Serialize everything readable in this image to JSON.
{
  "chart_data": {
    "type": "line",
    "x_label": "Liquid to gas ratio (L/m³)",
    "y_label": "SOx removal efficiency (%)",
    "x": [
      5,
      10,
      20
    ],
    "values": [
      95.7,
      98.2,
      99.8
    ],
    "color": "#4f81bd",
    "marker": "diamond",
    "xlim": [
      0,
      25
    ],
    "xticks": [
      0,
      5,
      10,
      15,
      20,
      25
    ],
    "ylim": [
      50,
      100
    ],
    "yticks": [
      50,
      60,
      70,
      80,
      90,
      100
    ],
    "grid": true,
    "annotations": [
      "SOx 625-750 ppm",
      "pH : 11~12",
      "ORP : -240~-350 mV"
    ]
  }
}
-.-.-
> [Exercise instructions]: Every record above should be copied exactly.

> [Solution to the exercise]:
Serialize everything readable in this image to JSON.
{
  "chart_data": {
    "type": "line",
    "x_label": "Liquid to gas ratio (L/m³)",
    "y_label": "SOx removal efficiency (%)",
    "x": [
      5,
      10,
      20
    ],
    "values": [
      95.7,
      98.2,
      99.8
    ],
    "color": "#4f81bd",
    "marker": "diamond",
    "xlim": [
      0,
      25
    ],
    "xticks": [
      0,
      5,
      10,
      15,
      20,
      25
    ],
    "ylim": [
      50,
      100
    ],
    "yticks": [
      50,
      60,
      70,
      80,
      90,
      100
    ],
    "grid": true,
    "annotations": [
      "SOx 625-750 ppm",
      "pH : 11~12",
      "ORP : -240~-350 mV"
    ]
  }
}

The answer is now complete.